**Texto extraído:**
———

Miembro del Consejo Académico de Libertad y Progreso.
Profesor de Finanzas e Historia Económica, Director del Centro de Estudios de Historia Económica y miembro del Comité Académico del Máster de Finanzas de la Universidad del CEMA (UCEMA). Profesor de finanzas en la Escuela de Negocios Stern de la Universidad de Nueva York (2013-14). Licenciado en Economía UBA (1985) Master of Business Administration (MBA) de la la Universidad de Chicago (1990). Autor de numerosos libros y artículos académicos sobre historia, economía y finanzas.
Una nueva crisis sacude la economía argentina. Es prematuro evaluar la gravedad de sus consecuencias, aunque indudablemente serán negativas, al menos en el corto plazo. Los partidarios del gobierno se sienten desilusionados, los opositores huelen sangre, y, a pesar de que estamos todos más pobres, se regocijan con un ridículo schadenfreude. Mientras algunos argentinos se preguntan a cuánto se disparará el dólar, una gran mayoría se pregunta cómo hacer para llegar a fin de mes. En realidad, la pregunta que deberíamos hacernos es por qué habiendo tenido tantas crisis (quizás muchas más que cualquier país comparable) no hemos aprendido cómo evitarlas. Especialmente porque el costo de nuestros errores de política económica ha sido altísimo.

———

**Datos proporcionados:**
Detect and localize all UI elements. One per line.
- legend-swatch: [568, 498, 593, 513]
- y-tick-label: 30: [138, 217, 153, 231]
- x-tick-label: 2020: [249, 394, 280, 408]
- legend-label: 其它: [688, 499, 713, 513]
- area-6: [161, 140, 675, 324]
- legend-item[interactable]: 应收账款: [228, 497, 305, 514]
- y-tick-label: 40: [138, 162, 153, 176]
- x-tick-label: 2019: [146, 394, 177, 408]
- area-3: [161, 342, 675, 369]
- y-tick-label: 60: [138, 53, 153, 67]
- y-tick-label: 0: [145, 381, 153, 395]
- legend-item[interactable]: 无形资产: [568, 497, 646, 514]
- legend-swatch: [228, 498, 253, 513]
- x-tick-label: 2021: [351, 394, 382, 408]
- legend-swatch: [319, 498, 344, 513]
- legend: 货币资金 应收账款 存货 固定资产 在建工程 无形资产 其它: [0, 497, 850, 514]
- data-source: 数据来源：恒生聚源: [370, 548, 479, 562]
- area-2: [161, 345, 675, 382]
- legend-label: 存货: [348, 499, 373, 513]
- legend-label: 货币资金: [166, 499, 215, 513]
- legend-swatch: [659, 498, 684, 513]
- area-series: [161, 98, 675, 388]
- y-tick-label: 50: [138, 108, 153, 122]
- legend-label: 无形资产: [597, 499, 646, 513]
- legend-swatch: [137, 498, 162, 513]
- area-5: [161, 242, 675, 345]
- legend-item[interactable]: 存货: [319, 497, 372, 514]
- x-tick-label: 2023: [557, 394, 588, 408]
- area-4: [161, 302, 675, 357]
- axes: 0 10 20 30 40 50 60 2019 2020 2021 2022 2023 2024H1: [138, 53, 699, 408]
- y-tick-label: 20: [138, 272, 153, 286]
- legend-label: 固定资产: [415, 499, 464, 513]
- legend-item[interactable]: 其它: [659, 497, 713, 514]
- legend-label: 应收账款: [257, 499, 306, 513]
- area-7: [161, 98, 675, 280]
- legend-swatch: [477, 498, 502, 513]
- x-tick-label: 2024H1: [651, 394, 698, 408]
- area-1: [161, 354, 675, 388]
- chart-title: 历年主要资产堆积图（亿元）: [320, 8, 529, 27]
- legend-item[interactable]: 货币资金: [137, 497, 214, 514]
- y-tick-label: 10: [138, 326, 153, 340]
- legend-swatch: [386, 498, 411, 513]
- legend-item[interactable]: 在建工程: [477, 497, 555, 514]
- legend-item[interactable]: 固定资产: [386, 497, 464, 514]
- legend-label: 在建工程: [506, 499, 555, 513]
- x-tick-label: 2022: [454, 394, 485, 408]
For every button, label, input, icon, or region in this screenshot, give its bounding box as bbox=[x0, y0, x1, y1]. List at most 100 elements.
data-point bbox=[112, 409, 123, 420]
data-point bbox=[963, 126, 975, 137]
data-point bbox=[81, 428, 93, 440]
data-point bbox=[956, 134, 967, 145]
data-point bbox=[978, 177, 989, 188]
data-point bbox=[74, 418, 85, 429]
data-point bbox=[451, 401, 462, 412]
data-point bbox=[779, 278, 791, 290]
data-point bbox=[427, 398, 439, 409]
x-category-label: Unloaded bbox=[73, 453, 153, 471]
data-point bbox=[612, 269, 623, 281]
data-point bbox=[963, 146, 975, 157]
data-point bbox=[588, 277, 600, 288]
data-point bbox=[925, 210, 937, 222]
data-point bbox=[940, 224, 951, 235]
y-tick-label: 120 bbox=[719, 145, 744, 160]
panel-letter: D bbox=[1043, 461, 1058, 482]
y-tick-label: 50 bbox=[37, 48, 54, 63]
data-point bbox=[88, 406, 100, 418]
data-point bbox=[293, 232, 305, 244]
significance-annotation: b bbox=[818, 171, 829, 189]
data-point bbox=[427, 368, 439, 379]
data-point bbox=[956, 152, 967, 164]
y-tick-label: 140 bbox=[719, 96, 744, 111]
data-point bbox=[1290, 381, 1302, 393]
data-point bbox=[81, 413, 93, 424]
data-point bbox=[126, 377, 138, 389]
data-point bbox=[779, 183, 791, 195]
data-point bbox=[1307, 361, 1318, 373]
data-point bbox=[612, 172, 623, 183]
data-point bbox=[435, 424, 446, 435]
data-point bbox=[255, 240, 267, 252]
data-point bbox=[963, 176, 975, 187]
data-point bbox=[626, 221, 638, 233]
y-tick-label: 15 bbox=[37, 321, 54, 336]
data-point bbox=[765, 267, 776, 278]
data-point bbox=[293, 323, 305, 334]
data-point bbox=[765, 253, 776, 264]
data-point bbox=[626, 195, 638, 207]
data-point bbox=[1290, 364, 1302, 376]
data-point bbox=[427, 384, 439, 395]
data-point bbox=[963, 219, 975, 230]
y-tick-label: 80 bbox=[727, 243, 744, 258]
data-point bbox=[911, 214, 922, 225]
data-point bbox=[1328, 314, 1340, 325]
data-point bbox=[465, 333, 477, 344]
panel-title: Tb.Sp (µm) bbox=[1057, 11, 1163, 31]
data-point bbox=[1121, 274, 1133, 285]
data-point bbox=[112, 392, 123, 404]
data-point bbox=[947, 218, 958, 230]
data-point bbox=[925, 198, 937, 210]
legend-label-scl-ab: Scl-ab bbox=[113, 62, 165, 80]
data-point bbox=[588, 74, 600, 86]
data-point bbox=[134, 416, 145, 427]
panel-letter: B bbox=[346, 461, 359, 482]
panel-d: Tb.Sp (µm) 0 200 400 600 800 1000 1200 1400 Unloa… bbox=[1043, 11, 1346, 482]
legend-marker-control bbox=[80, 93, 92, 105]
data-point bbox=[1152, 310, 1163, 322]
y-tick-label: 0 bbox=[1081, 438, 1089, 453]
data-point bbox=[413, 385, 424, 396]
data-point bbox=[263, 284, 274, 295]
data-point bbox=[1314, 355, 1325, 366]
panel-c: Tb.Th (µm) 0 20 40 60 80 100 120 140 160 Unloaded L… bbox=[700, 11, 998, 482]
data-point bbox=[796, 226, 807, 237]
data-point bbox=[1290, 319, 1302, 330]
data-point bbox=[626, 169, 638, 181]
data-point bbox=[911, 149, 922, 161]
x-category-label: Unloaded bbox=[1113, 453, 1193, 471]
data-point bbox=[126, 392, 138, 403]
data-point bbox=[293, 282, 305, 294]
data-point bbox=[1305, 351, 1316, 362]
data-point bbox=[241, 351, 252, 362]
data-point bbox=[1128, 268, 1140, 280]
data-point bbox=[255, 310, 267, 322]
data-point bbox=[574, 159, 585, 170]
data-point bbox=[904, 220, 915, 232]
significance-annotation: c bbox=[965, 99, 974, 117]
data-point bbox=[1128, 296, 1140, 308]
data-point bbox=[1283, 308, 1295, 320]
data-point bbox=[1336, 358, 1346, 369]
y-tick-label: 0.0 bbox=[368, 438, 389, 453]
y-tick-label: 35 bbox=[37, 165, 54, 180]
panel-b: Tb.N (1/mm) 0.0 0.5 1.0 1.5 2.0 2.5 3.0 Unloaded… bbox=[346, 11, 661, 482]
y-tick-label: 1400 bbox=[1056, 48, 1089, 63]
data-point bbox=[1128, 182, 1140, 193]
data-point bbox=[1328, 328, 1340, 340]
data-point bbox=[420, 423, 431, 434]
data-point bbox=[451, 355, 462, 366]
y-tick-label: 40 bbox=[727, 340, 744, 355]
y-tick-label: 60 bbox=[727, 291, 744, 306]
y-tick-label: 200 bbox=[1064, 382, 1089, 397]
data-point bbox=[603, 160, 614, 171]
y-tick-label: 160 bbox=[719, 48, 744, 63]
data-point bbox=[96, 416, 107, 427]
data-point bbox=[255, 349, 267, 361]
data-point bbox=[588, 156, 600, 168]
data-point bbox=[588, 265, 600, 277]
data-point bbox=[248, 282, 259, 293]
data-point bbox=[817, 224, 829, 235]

———

**Tareas a realizar:**
(a) Responda brevemente, con base en el texto extraído:
(i) ¿En qué institución se indica que impartió finanzas durante 2013-14?
(ii) ¿En qué año obtuvo la licenciatura en Economía por la UBA?
(iii) ¿Qué se pregunta una gran mayoría de argentinos ante la nueva crisis?
(b) Imprima fielmente el fragmento del texto extraído que comienza con "Profesor de Finanzas e Historia" y continúa hasta "economía y finanzas.".
(c) Escriba la continuación del texto extraído sobre la crisis económica argentina a partir de su última oración.

**Resultados por tarea:**
(a)
(i) En la Escuela de Negocios Stern de la Universidad de Nueva York.
(ii) En 1985.
(iii) Cómo hacer para llegar a fin de mes.

(b)
Profesor de Finanzas e Historia Económica, Director del Centro de Estudios de Historia Económica y miembro del Comité Académico del Máster de Finanzas de la Universidad del CEMA (UCEMA). Profesor de finanzas en la Escuela de Negocios Stern de la Universidad de Nueva York (2013-14). Licenciado en Economía UBA (1985) Master of Business Administration (MBA) de la la Universidad de Chicago (1990). Autor de numerosos libros y artículos académicos sobre historia, economía y finanzas.

(c)
En Argentina parecería que el aprendizaje no existe. Como dijo alguna vez Santiago Kovadloff, somos incapaces de transformar la experiencia en enseñanza. Y es tan cierto a nivel individual como colectivo. Esta incapacidad es la cuestión central que debemos resolver si alguna vez queremos retomar la senda del progreso. Es una senda que abandonamos hace tanto tiempo que hasta los más viejos se han olvidado de lo que significa el progreso. Los más jóvenes ni siquiera saben lo que es. Y a aquellos que desde hace décadas viven en la pobreza y la indigencia, hablarles de progreso es como hablarles del unicornio alado.
¿Por qué no aprendemos? El tema da para largo pero cualquier explicación debe incluir la soberbia. Considerada el peor de los siete pecados capitales y, supuestamente, el origen de los demás, la soberbia es uno de los rasgos salientes del narcisismo. Originalmente Freud planteó al narcisismo –un exceso de amor a uno mismo– como una fase inevitable y necesaria en la evolución de todo ser humano. Sin embargo, en ciertas circunstancias podía convertirse en una patología. Hay otro tipo de narcisismo en el que el objeto no es el individuo sino un grupo al que pertenece (una tribu, una raza, una religión o incluso una nación). Erich Fromm lo consideraba una de las fuerzas más destructivas del ser humano y lo denominó narcisismo colectivo. A nivel político se exterioriza como chauvinismo, ingrediente fundamental del nazismo y de todos los populismos (tanto de izquierda como de derecha).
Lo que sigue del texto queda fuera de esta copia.